● **Do this**
Copy each record exactly as it reads, leaving out any pictures it holds.

● **Listed records**

>> begin

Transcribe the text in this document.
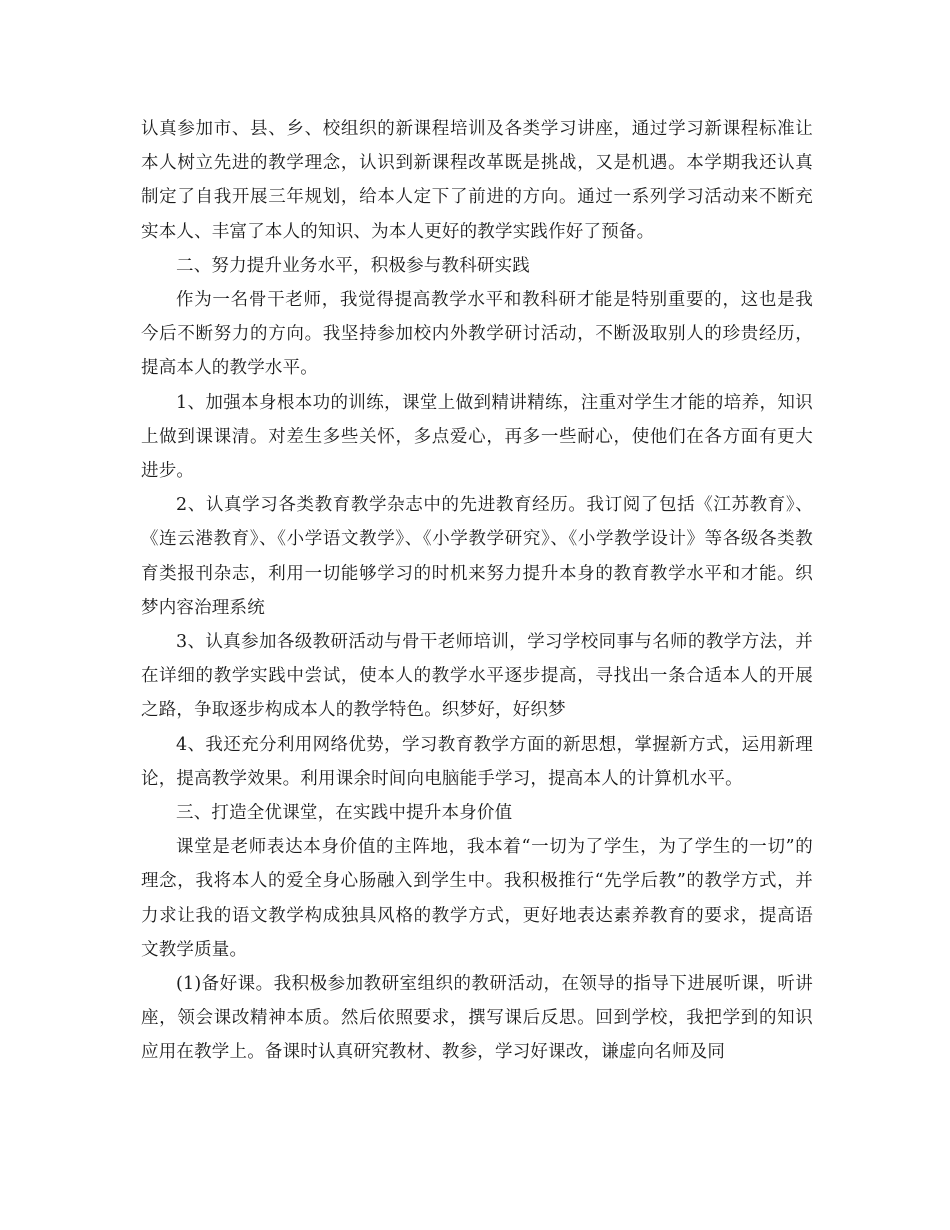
认真参加市、县、乡、校组织的新课程培训及各类学习讲座，通过学习新课程标准让本人树立先进的教学理念，认识到新课程改革既是挑战，又是机遇。本学期我还认真制定了自我开展三年规划，给本人定下了前进的方向。通过一系列学习活动来不断充实本人、丰富了本人的知识、为本人更好的教学实践作好了预备。

二、努力提升业务水平，积极参与教科研实践

作为一名骨干老师，我觉得提高教学水平和教科研才能是特别重要的，这也是我今后不断努力的方向。我坚持参加校内外教学研讨活动，不断汲取别人的珍贵经历，提高本人的教学水平。

1、加强本身根本功的训练，课堂上做到精讲精练，注重对学生才能的培养，知识上做到课课清。对差生多些关怀，多点爱心，再多一些耐心，使他们在各方面有更大进步。

2、认真学习各类教育教学杂志中的先进教育经历。我订阅了包括《江苏教育》、《连云港教育》、《小学语文教学》、《小学教学研究》、《小学教学设计》等各级各类教育类报刊杂志，利用一切能够学习的时机来努力提升本身的教育教学水平和才能。织梦内容治理系统

3、认真参加各级教研活动与骨干老师培训，学习学校同事与名师的教学方法，并在详细的教学实践中尝试，使本人的教学水平逐步提高，寻找出一条合适本人的开展之路，争取逐步构成本人的教学特色。织梦好，好织梦

4、我还充分利用网络优势，学习教育教学方面的新思想，掌握新方式，运用新理论，提高教学效果。利用课余时间向电脑能手学习，提高本人的计算机水平。

三、打造全优课堂，在实践中提升本身价值

课堂是老师表达本身价值的主阵地，我本着“一切为了学生，为了学生的一切”的理念，我将本人的爱全身心肠融入到学生中。我积极推行“先学后教”的教学方式，并力求让我的语文教学构成独具风格的教学方式，更好地表达素养教育的要求，提高语文教学质量。

(1)备好课。我积极参加教研室组织的教研活动，在领导的指导下进展听课，听讲座，领会课改精神本质。然后依照要求，撰写课后反思。回到学校，我把学到的知识应用在教学上。备课时认真研究教材、教参，学习好课改，谦虚向名师及同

>> end

● **Exercise solution**
Transcribe the text in this document.
认真参加市、县、乡、校组织的新课程培训及各类学习讲座，通过学习新课程标准让本人树立先进的教学理念，认识到新课程改革既是挑战，又是机遇。本学期我还认真制定了自我开展三年规划，给本人定下了前进的方向。通过一系列学习活动来不断充实本人、丰富了本人的知识、为本人更好的教学实践作好了预备。

二、努力提升业务水平，积极参与教科研实践

作为一名骨干老师，我觉得提高教学水平和教科研才能是特别重要的，这也是我今后不断努力的方向。我坚持参加校内外教学研讨活动，不断汲取别人的珍贵经历，提高本人的教学水平。

1、加强本身根本功的训练，课堂上做到精讲精练，注重对学生才能的培养，知识上做到课课清。对差生多些关怀，多点爱心，再多一些耐心，使他们在各方面有更大进步。

2、认真学习各类教育教学杂志中的先进教育经历。我订阅了包括《江苏教育》、《连云港教育》、《小学语文教学》、《小学教学研究》、《小学教学设计》等各级各类教育类报刊杂志，利用一切能够学习的时机来努力提升本身的教育教学水平和才能。织梦内容治理系统

3、认真参加各级教研活动与骨干老师培训，学习学校同事与名师的教学方法，并在详细的教学实践中尝试，使本人的教学水平逐步提高，寻找出一条合适本人的开展之路，争取逐步构成本人的教学特色。织梦好，好织梦

4、我还充分利用网络优势，学习教育教学方面的新思想，掌握新方式，运用新理论，提高教学效果。利用课余时间向电脑能手学习，提高本人的计算机水平。

三、打造全优课堂，在实践中提升本身价值

课堂是老师表达本身价值的主阵地，我本着“一切为了学生，为了学生的一切”的理念，我将本人的爱全身心肠融入到学生中。我积极推行“先学后教”的教学方式，并力求让我的语文教学构成独具风格的教学方式，更好地表达素养教育的要求，提高语文教学质量。

(1)备好课。我积极参加教研室组织的教研活动，在领导的指导下进展听课，听讲座，领会课改精神本质。然后依照要求，撰写课后反思。回到学校，我把学到的知识应用在教学上。备课时认真研究教材、教参，学习好课改，谦虚向名师及同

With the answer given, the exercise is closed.